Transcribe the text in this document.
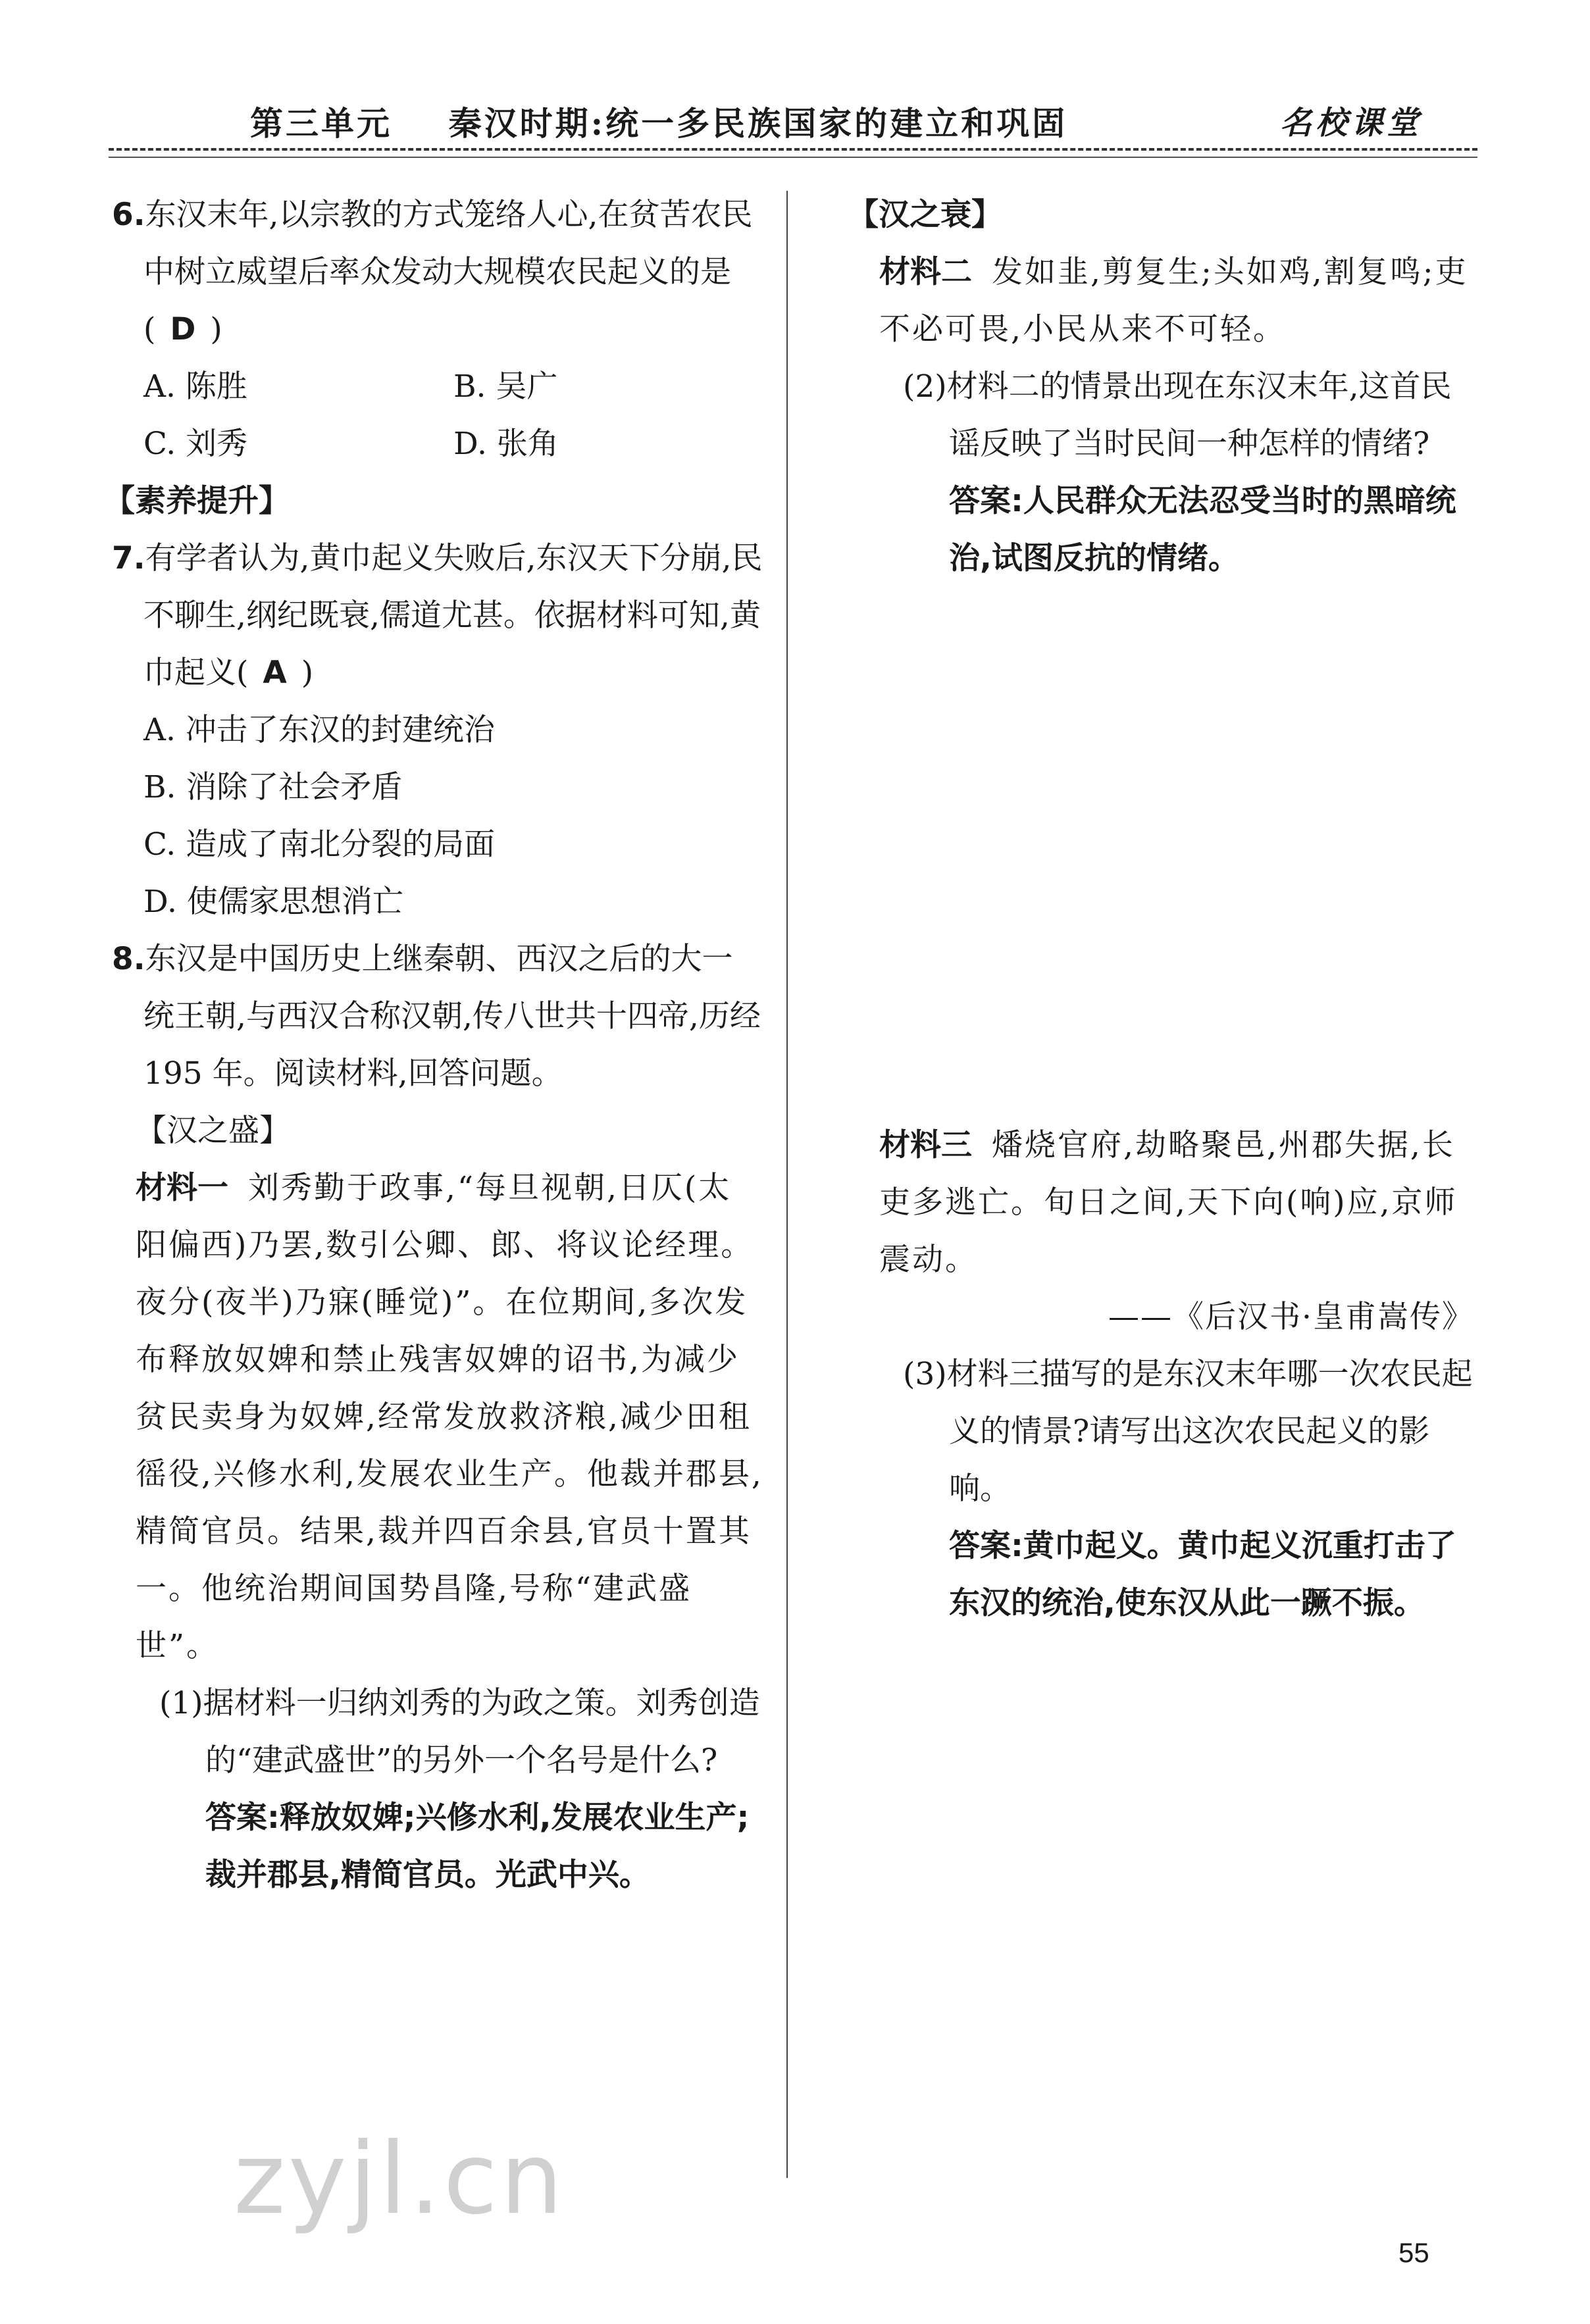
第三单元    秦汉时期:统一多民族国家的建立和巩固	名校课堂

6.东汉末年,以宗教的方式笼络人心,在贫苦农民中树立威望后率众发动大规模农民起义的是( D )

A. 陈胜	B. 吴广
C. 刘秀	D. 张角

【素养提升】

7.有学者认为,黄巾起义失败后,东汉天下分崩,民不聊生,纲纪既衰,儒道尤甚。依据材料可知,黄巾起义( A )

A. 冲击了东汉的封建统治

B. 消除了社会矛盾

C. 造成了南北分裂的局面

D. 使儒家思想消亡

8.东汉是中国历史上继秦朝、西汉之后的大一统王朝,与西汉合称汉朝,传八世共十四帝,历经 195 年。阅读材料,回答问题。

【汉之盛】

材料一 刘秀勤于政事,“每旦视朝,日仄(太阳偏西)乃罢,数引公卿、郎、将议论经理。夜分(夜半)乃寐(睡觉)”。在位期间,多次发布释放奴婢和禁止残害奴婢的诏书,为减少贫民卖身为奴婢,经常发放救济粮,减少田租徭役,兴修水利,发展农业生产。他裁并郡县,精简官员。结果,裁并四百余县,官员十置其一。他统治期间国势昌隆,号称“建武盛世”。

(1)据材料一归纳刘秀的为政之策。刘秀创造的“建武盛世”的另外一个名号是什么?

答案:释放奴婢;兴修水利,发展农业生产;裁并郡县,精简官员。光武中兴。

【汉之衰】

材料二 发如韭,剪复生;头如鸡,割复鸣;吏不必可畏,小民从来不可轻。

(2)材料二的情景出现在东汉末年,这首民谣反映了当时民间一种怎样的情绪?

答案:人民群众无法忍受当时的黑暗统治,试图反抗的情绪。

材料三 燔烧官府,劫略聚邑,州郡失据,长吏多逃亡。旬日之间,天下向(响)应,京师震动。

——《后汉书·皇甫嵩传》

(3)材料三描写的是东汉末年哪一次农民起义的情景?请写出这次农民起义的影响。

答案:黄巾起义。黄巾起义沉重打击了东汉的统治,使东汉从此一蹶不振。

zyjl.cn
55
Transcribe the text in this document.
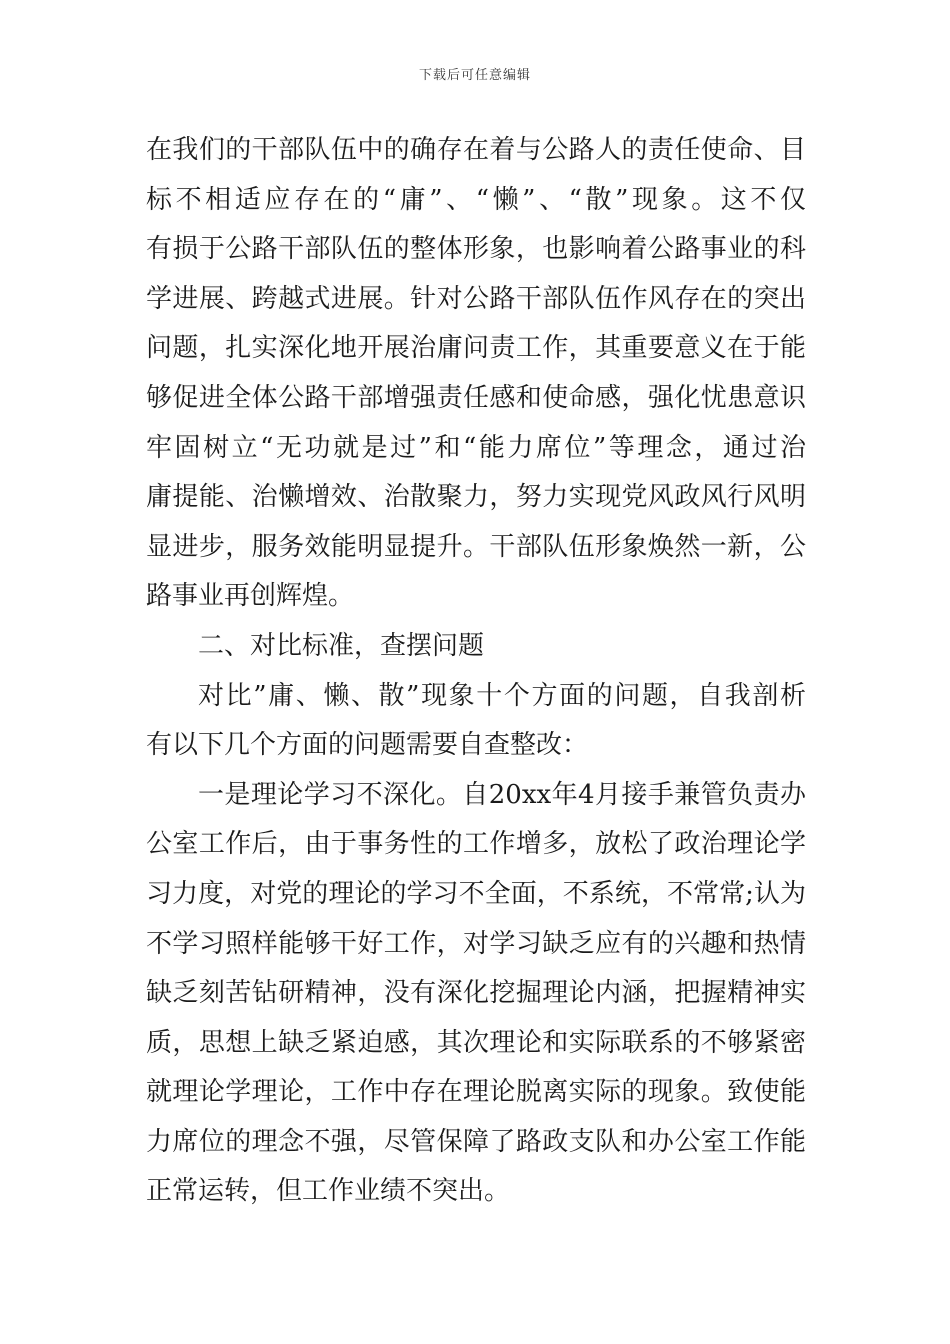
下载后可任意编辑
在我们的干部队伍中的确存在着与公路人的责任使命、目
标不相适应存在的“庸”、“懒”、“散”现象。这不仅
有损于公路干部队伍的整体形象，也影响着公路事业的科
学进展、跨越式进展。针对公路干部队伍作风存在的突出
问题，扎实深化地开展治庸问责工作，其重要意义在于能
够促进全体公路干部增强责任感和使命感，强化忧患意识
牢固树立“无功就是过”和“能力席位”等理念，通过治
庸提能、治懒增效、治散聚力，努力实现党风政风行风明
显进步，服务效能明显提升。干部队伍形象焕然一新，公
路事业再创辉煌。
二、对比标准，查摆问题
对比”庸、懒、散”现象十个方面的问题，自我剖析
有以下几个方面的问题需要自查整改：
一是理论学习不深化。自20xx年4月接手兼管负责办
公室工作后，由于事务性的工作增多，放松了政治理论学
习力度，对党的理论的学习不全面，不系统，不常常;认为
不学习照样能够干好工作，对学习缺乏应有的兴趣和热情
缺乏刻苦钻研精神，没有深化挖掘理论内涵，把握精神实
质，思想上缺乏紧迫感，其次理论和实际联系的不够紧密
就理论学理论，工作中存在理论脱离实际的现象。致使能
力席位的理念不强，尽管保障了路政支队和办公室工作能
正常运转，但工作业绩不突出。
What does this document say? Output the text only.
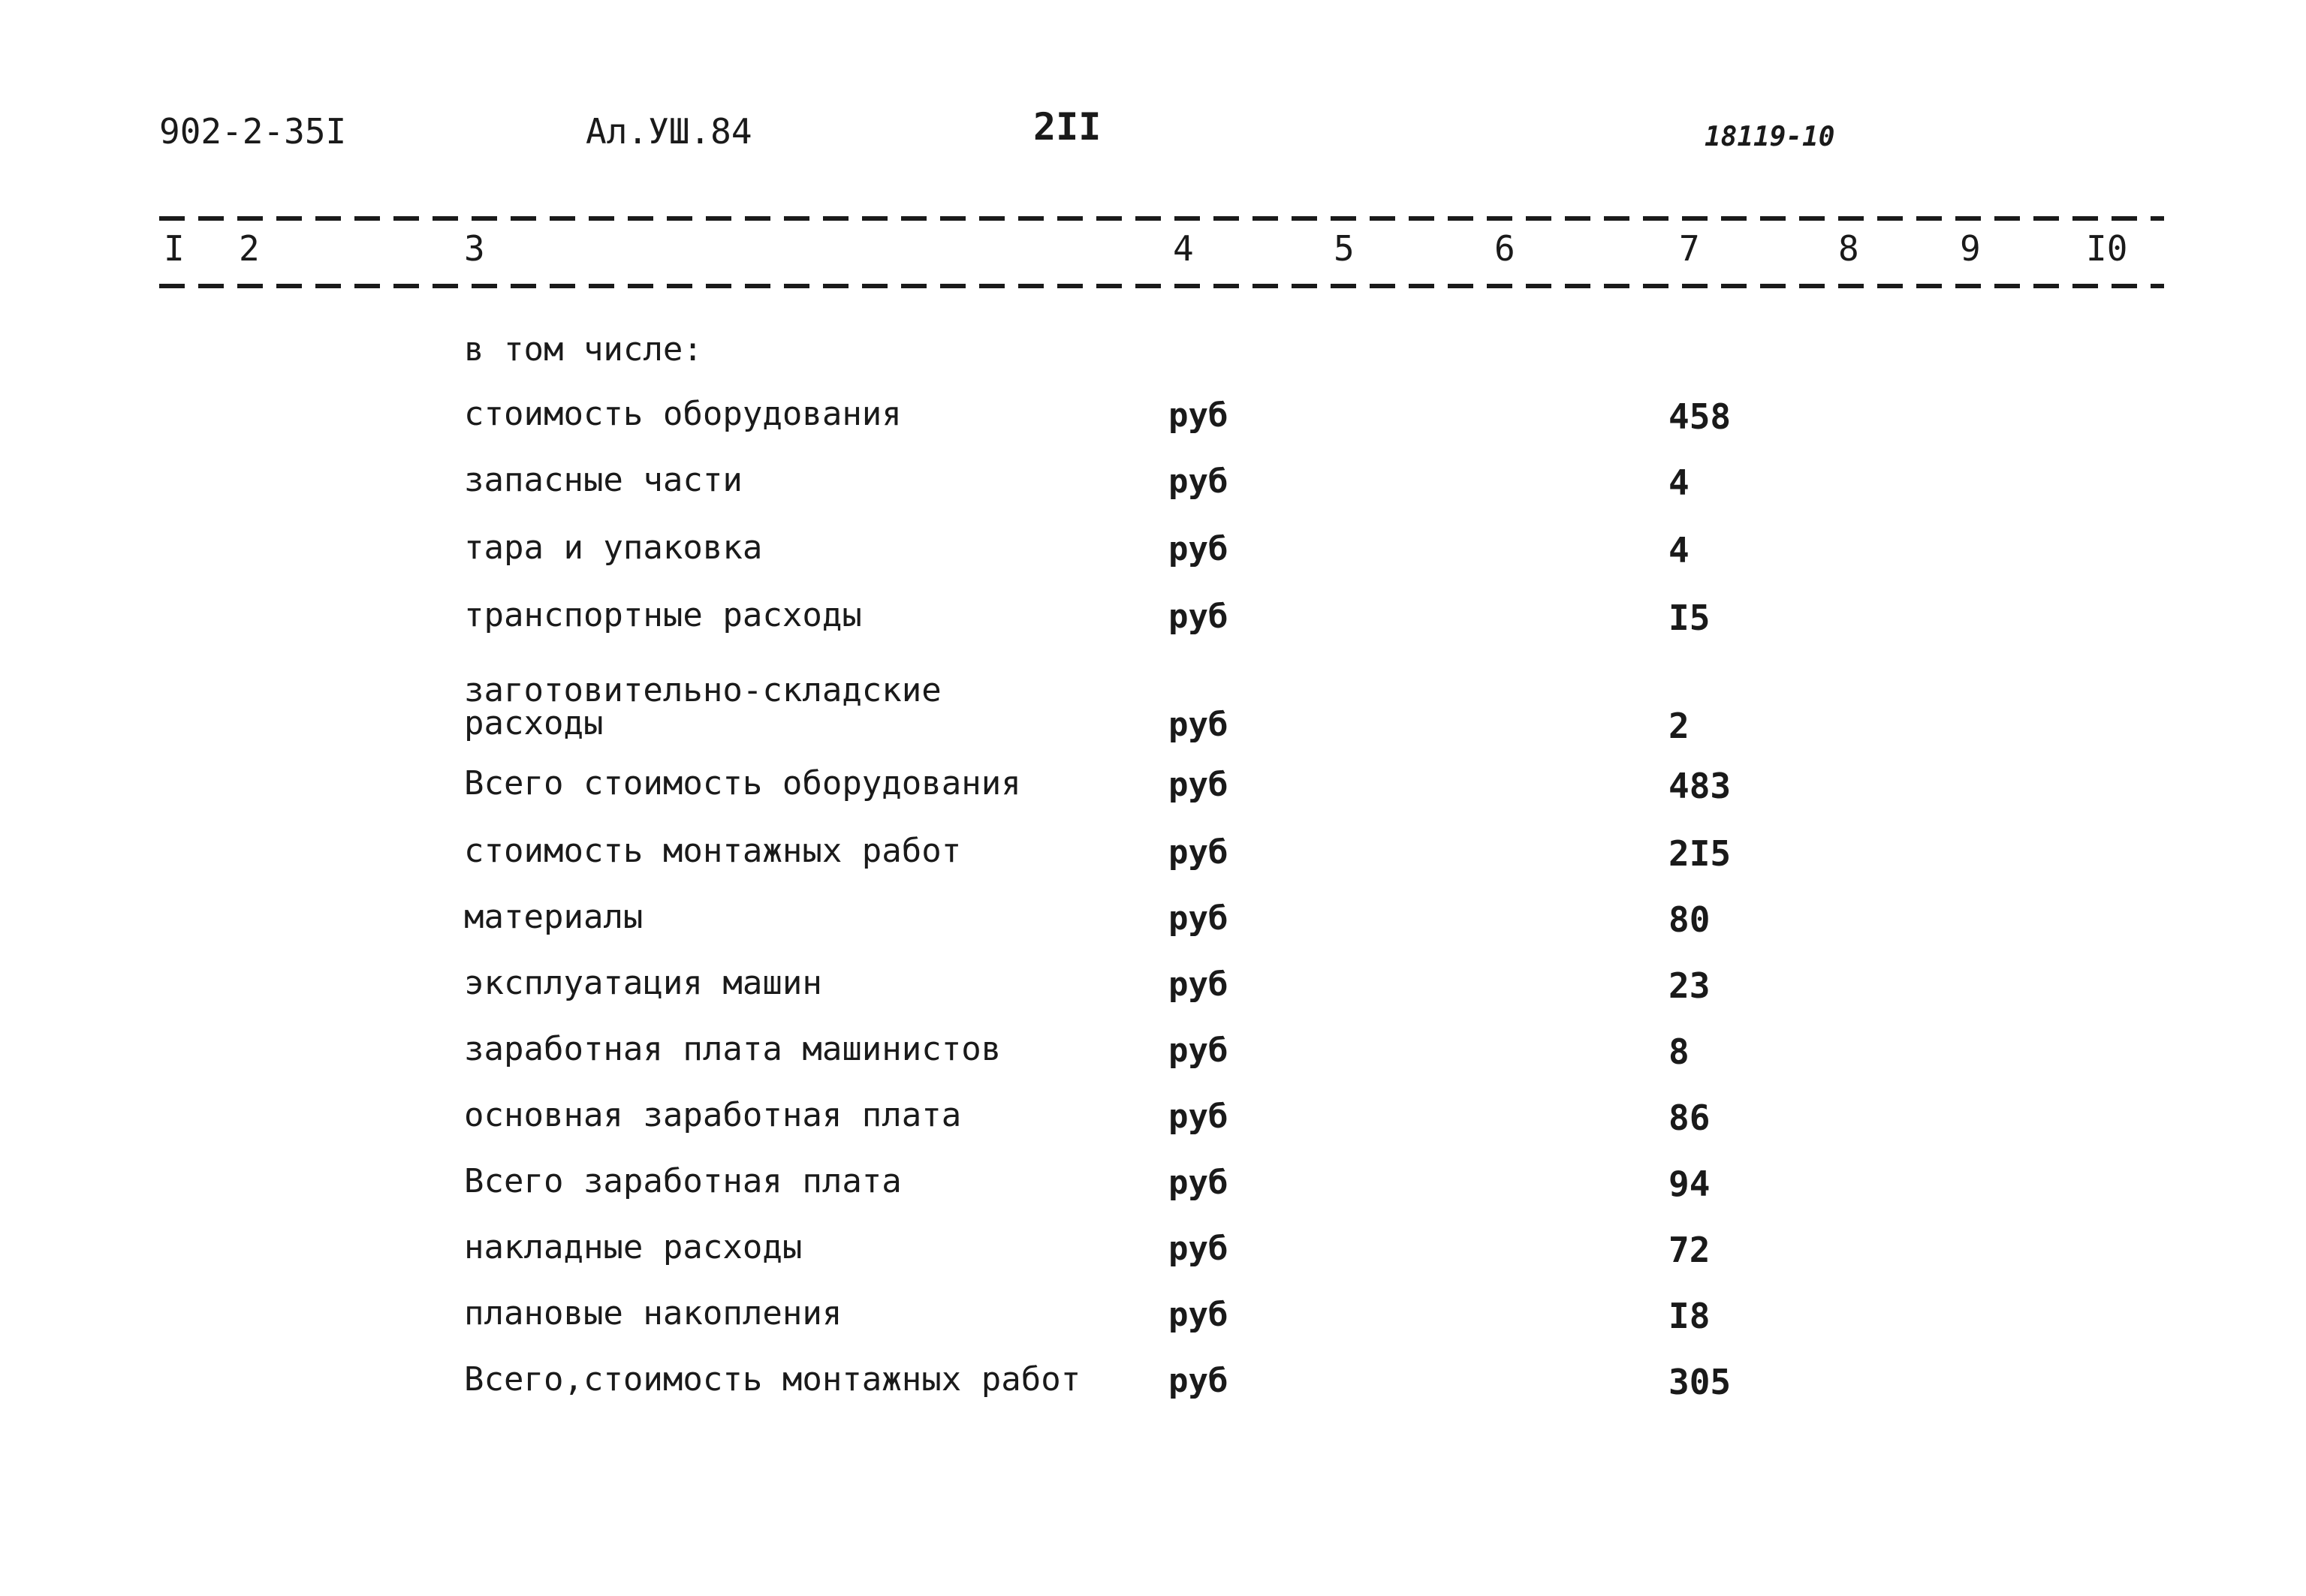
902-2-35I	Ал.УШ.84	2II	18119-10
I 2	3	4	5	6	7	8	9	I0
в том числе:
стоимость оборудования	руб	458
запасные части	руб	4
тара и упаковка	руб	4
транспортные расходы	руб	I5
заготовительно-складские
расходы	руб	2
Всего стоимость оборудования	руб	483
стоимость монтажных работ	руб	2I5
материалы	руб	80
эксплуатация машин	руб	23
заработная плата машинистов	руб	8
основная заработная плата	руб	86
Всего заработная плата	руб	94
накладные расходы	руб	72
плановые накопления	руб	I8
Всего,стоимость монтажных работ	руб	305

## Aim of the task
Using the listing above, pull out all lines that hold the word "兴修水利".

## Written response
材料一 刘秀勤于政事,“每旦视朝,日仄(太阳偏西)乃罢,数引公卿、郎、将议论经理。夜分(夜半)乃寐(睡觉)”。在位期间,多次发布释放奴婢和禁止残害奴婢的诏书,为减少贫民卖身为奴婢,经常发放救济粮,减少田租徭役,兴修水利,发展农业生产。他裁并郡县,精简官员。结果,裁并四百余县,官员十置其一。他统治期间国势昌隆,号称“建武盛世”。
答案:释放奴婢;兴修水利,发展农业生产;裁并郡县,精简官员。光武中兴。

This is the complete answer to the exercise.